**Data entries**
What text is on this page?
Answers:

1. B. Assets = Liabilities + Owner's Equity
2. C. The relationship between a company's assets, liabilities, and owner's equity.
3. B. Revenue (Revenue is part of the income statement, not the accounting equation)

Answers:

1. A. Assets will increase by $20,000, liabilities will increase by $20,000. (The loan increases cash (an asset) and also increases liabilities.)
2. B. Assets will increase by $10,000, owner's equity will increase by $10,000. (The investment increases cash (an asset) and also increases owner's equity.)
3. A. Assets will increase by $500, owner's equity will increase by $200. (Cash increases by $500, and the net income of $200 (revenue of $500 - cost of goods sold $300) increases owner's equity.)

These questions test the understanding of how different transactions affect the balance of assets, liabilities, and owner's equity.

**Aim of the exercise**
From the data above, work out how many lines contain the string "income" and reply with only the number.

**Task solution**
2